What you should do — Say how many lines hold the string "orvos", and nothing more.

Record list —
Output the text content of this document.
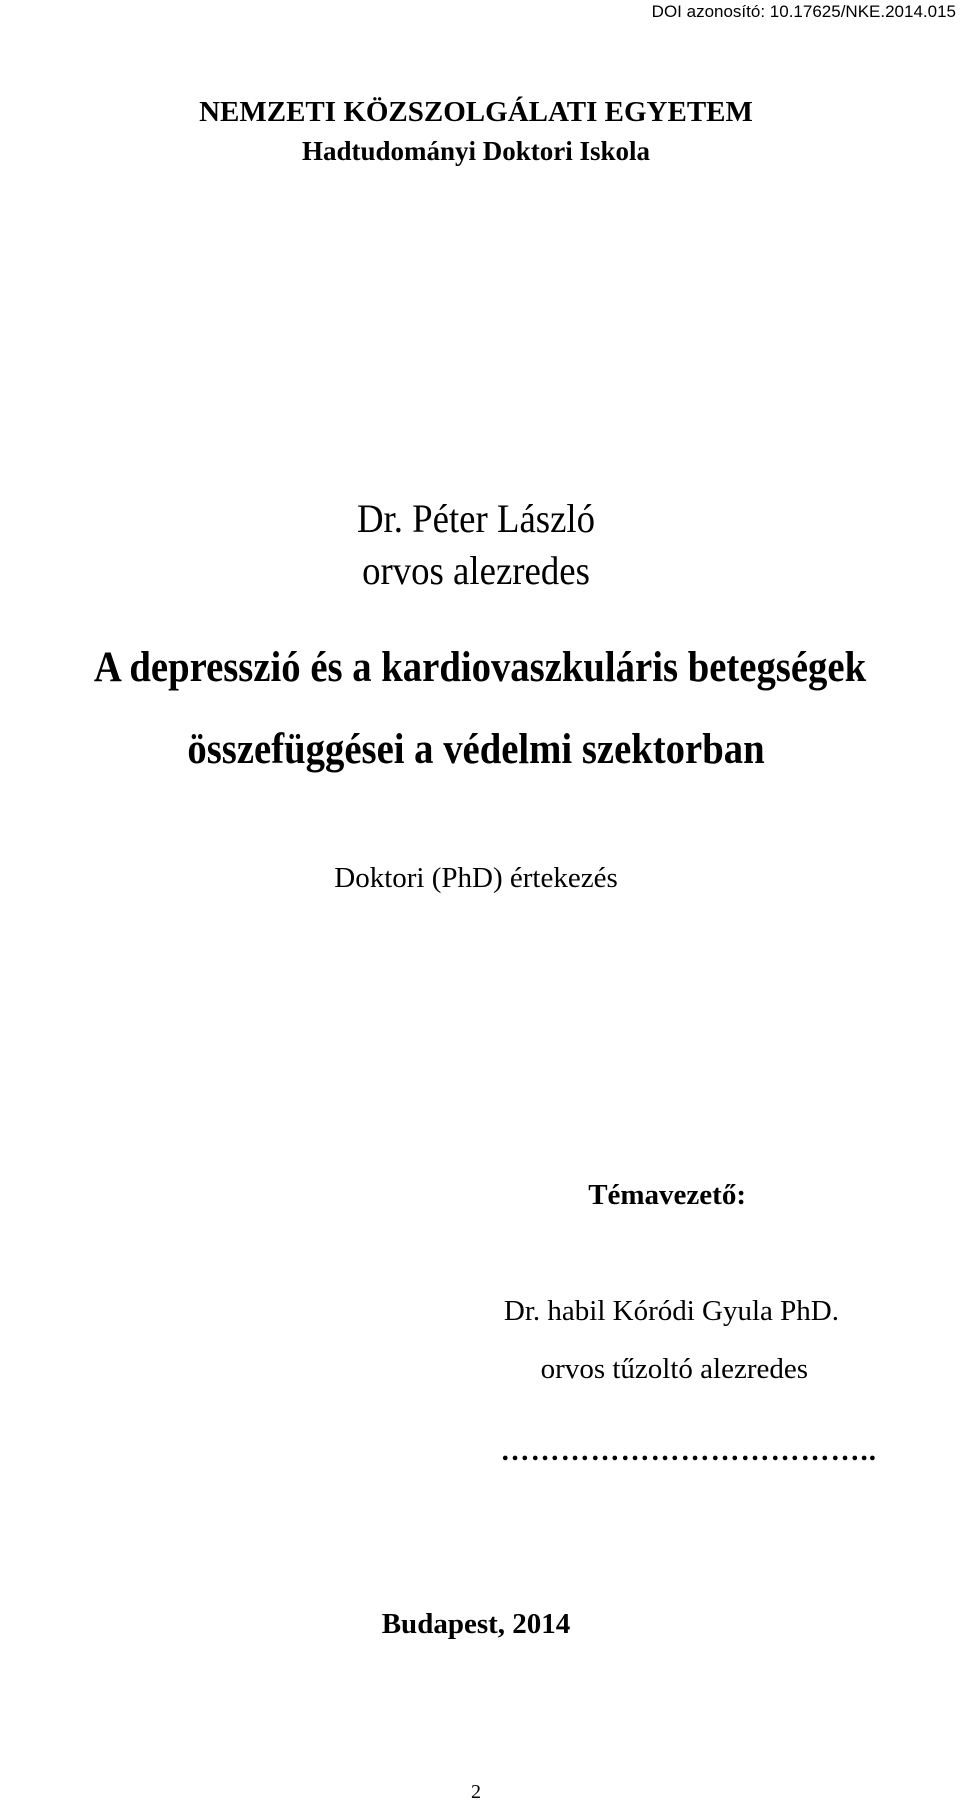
DOI azonosító: 10.17625/NKE.2014.015
NEMZETI KÖZSZOLGÁLATI EGYETEM
Hadtudományi Doktori Iskola
Dr. Péter László
orvos alezredes
A depresszió és a kardiovaszkuláris betegségek
összefüggései a védelmi szektorban
Doktori (PhD) értekezés
Témavezető:
Dr. habil Kóródi Gyula PhD.
orvos tűzoltó alezredes
………………………………..
Budapest, 2014
2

Output below — 2